• Extract provided
....
We Need an Open-Source Approach to Weed Out Bad Quality Patents

“The open-source approach is the only way to ensure the creation of world-class patent tools that are assistive to innovators, examiners and other patent professionals alike, leading to only truly promising patents being granted.”

artificial intelligenceMuch has been written about patent quality. But many authors approach this problem with a bias against the very idea of a patent system.

These critics would “solve” the patent quality problem by cutting down the total number of issued patents rather than focusing on problem patents. They suggest increasing examiners and examination time will weed out bad quality patents. And this might throw up additional roadblocks to inventors obtaining a patent by increasing the time and cost of securing an allowance. But this does not necessarily improve patent quality. Instead, it merely reduces the total number of patents issued.

Rather than “more examination,” solutions to the patent quality problem need to focus on “better examination.” In theory, “better examination” should stop invalid claims from ever getting issued while simultaneously streamlining allowance for valid claims.

One proposal for improving patent quality is to use artificial intelligence (AI) to find better and more relevant prior art references. Unfortunately, the proliferation of prior art sources has made high-quality patent searching more difficult. Moreover, many of the best sources of prior art, such as technical literature, are not stored and indexed in a single database the way patent documents are.

An AI search tool can search more broadly and provide more relevant prior art references to human examiners. This allows examiners to focus on understanding and applying the prior art to the claimed invention instead of spending all their time searching for prior art.
....
• Instruction a
In the layout records, output the lines exactly as they appear, starting with the line that contains "519, 1249, 531]" and going on through the line that contains "483, 1249, 495]".

• Layout records
....
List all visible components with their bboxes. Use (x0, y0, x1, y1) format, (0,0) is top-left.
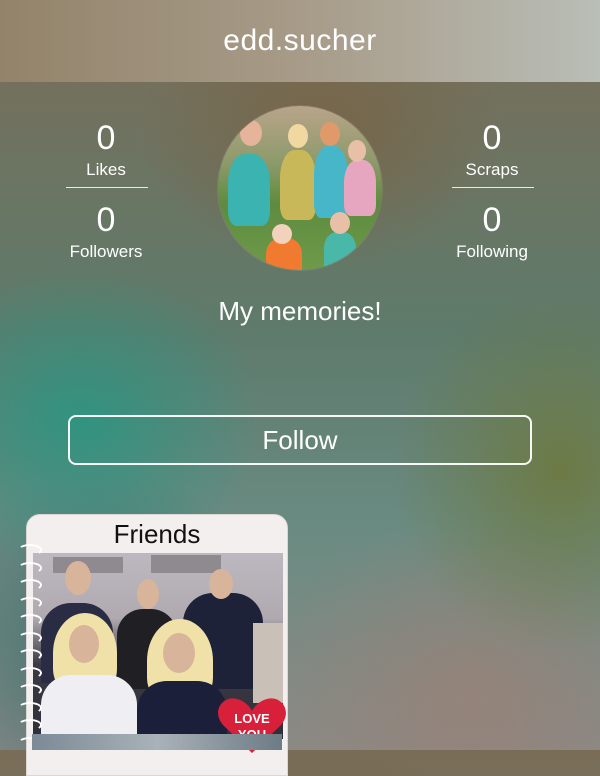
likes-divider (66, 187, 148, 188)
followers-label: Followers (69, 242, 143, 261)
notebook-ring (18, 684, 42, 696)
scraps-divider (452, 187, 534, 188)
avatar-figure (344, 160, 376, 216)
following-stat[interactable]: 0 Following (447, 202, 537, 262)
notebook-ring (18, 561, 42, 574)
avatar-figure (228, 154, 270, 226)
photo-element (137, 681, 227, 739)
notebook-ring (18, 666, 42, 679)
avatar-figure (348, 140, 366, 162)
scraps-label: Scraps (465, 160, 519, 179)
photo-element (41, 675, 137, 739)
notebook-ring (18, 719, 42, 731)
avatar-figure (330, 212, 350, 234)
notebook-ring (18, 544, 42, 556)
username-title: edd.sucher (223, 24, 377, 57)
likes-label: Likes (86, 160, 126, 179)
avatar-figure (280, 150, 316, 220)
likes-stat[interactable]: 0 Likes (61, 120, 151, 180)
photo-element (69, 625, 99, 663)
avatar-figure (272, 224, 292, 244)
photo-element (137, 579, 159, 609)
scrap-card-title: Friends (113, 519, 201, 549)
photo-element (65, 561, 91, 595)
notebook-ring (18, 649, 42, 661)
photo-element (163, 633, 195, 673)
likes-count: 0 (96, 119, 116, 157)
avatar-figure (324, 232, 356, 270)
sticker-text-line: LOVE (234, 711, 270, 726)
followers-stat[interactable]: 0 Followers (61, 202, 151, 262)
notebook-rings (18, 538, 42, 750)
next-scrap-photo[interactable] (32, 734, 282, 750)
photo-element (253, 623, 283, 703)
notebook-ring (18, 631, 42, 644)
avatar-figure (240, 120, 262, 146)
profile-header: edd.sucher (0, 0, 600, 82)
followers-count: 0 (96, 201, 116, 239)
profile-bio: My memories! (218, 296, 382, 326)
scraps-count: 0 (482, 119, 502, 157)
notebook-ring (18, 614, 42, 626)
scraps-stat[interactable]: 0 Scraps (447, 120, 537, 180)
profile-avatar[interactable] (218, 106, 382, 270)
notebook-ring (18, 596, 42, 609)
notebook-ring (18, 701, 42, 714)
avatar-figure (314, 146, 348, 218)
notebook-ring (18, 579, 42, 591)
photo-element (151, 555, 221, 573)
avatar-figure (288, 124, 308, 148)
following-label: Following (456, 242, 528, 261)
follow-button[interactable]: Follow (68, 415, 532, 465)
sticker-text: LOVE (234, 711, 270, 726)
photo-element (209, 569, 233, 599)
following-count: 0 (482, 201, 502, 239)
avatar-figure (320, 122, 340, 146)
....
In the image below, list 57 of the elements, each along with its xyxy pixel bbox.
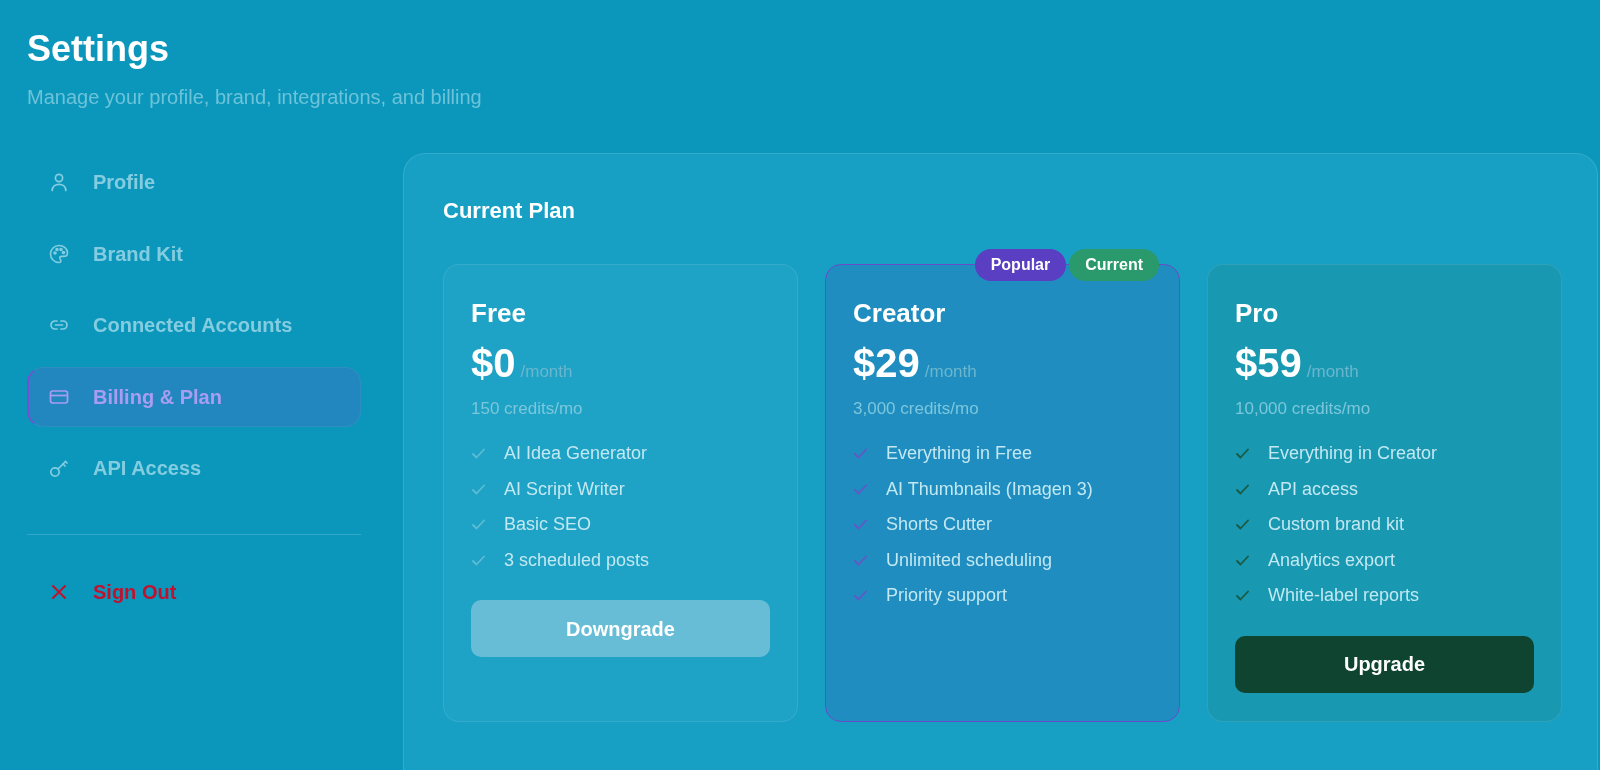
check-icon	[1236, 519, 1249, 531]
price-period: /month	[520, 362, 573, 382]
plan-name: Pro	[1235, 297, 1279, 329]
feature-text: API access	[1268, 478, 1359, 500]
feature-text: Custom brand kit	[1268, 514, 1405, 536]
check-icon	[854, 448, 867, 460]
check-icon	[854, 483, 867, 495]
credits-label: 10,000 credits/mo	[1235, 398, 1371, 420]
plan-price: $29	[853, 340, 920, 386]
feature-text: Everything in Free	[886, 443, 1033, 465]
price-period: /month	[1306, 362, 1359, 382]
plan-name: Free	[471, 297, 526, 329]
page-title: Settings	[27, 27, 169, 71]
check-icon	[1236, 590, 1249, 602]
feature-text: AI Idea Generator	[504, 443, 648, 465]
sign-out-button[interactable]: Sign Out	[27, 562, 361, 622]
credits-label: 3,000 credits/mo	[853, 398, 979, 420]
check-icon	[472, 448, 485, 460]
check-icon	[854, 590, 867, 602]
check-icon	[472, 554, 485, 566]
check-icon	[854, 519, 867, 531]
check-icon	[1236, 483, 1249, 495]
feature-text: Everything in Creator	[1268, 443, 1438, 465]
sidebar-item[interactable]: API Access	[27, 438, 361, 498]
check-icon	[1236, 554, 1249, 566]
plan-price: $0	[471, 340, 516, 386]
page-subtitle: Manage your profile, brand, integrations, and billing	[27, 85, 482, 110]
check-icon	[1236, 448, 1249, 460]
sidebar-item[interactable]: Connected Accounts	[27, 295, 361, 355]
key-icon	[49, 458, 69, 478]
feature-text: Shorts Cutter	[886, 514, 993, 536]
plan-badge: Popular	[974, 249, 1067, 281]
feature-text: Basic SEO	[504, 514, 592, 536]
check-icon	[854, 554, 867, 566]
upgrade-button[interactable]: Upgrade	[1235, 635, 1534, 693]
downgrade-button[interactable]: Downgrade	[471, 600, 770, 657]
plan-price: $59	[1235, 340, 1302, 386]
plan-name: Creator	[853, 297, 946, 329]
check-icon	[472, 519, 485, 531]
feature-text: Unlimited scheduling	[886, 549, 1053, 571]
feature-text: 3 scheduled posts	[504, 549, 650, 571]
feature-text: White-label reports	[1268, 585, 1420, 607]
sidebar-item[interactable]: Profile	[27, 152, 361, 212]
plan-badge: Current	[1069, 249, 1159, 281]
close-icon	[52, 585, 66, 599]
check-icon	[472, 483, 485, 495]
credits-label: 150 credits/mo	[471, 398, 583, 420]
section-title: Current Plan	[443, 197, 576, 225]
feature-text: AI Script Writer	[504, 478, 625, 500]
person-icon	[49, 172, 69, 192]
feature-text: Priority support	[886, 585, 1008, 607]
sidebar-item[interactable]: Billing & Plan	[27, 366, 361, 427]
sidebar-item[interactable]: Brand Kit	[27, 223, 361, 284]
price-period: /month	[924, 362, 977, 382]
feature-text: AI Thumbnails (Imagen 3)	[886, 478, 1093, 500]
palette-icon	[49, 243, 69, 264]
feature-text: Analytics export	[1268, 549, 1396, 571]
....
• Instruction b
Return the passage of the article on patent quality word for word, starting with "artificial intelligenceMuch has" and going on through "of patents issued.".

• Right answer a
check-icon	[1236, 519, 1249, 531]
price-period: /month	[520, 362, 573, 382]
plan-name: Pro	[1235, 297, 1279, 329]
feature-text: API access	[1268, 478, 1359, 500]
feature-text: Custom brand kit	[1268, 514, 1405, 536]
check-icon	[854, 448, 867, 460]
check-icon	[854, 483, 867, 495]
credits-label: 10,000 credits/mo	[1235, 398, 1371, 420]
plan-price: $29	[853, 340, 920, 386]
feature-text: Everything in Free	[886, 443, 1033, 465]
price-period: /month	[1306, 362, 1359, 382]
plan-name: Free	[471, 297, 526, 329]
page-title: Settings	[27, 27, 169, 71]
check-icon	[1236, 590, 1249, 602]
feature-text: AI Idea Generator	[504, 443, 648, 465]
sign-out-button[interactable]: Sign Out	[27, 562, 361, 622]
credits-label: 3,000 credits/mo	[853, 398, 979, 420]
check-icon	[472, 448, 485, 460]
check-icon	[854, 590, 867, 602]
check-icon	[472, 554, 485, 566]
check-icon	[854, 519, 867, 531]
check-icon	[1236, 483, 1249, 495]

• Right answer b
artificial intelligenceMuch has been written about patent quality. But many authors approach this problem with a bias against the very idea of a patent system.

These critics would “solve” the patent quality problem by cutting down the total number of issued patents rather than focusing on problem patents. They suggest increasing examiners and examination time will weed out bad quality patents. And this might throw up additional roadblocks to inventors obtaining a patent by increasing the time and cost of securing an allowance. But this does not necessarily improve patent quality. Instead, it merely reduces the total number of patents issued.